■ Given problem ■
What follows is a set of records; restate each one word for word and drop the pictures.

■ Data shown ■
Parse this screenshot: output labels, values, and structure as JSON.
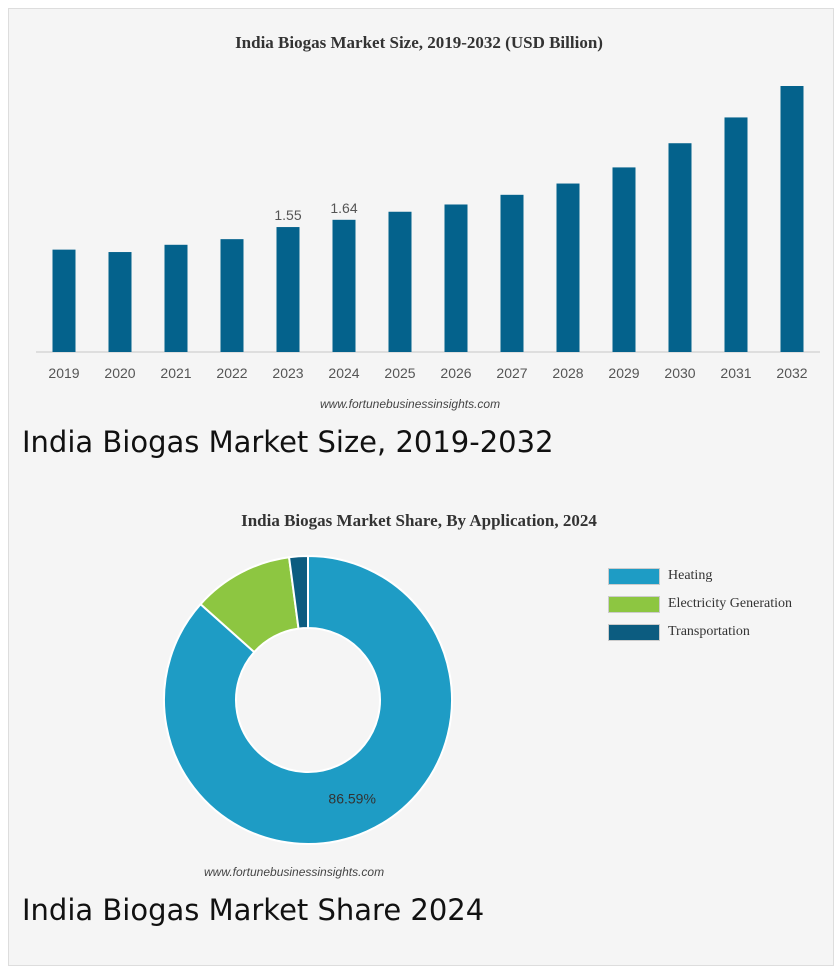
{
  "chart_data": [
    {
      "type": "bar",
      "title": "India Biogas Market Size, 2019-2032 (USD Billion)",
      "categories": [
        "2019",
        "2020",
        "2021",
        "2022",
        "2023",
        "2024",
        "2025",
        "2026",
        "2027",
        "2028",
        "2029",
        "2030",
        "2031",
        "2032"
      ],
      "values": [
        1.27,
        1.24,
        1.33,
        1.4,
        1.55,
        1.64,
        1.74,
        1.83,
        1.95,
        2.09,
        2.29,
        2.59,
        2.91,
        3.3
      ],
      "data_labels": [
        {
          "category": "2023",
          "text": "1.55"
        },
        {
          "category": "2024",
          "text": "1.64"
        }
      ],
      "ylim": [
        0,
        3.3
      ],
      "bar_color": "#04628c",
      "grid": false,
      "legend": "none"
    },
    {
      "type": "pie",
      "title": "India Biogas Market Share, By Application, 2024",
      "donut": true,
      "series": [
        {
          "name": "Heating",
          "value": 86.59,
          "color": "#1e9cc5"
        },
        {
          "name": "Electricity Generation",
          "value": 11.31,
          "color": "#8dc641"
        },
        {
          "name": "Transportation",
          "value": 2.1,
          "color": "#0c5c80"
        }
      ],
      "data_labels": [
        {
          "name": "Heating",
          "text": "86.59%"
        }
      ],
      "legend": "top-right"
    }
  ],
  "watermark_text": "www.fortunebusinessinsights.com",
  "captions": {
    "bar": "India Biogas Market Size, 2019-2032",
    "pie": "India Biogas Market Share 2024"
  }
}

■ Result of the exercise ■
Parse this screenshot: output labels, values, and structure as JSON.
{
  "chart_data": [
    {
      "type": "bar",
      "title": "India Biogas Market Size, 2019-2032 (USD Billion)",
      "categories": [
        "2019",
        "2020",
        "2021",
        "2022",
        "2023",
        "2024",
        "2025",
        "2026",
        "2027",
        "2028",
        "2029",
        "2030",
        "2031",
        "2032"
      ],
      "values": [
        1.27,
        1.24,
        1.33,
        1.4,
        1.55,
        1.64,
        1.74,
        1.83,
        1.95,
        2.09,
        2.29,
        2.59,
        2.91,
        3.3
      ],
      "data_labels": [
        {
          "category": "2023",
          "text": "1.55"
        },
        {
          "category": "2024",
          "text": "1.64"
        }
      ],
      "ylim": [
        0,
        3.3
      ],
      "bar_color": "#04628c",
      "grid": false,
      "legend": "none"
    },
    {
      "type": "pie",
      "title": "India Biogas Market Share, By Application, 2024",
      "donut": true,
      "series": [
        {
          "name": "Heating",
          "value": 86.59,
          "color": "#1e9cc5"
        },
        {
          "name": "Electricity Generation",
          "value": 11.31,
          "color": "#8dc641"
        },
        {
          "name": "Transportation",
          "value": 2.1,
          "color": "#0c5c80"
        }
      ],
      "data_labels": [
        {
          "name": "Heating",
          "text": "86.59%"
        }
      ],
      "legend": "top-right"
    }
  ],
  "watermark_text": "www.fortunebusinessinsights.com",
  "captions": {
    "bar": "India Biogas Market Size, 2019-2032",
    "pie": "India Biogas Market Share 2024"
  }
}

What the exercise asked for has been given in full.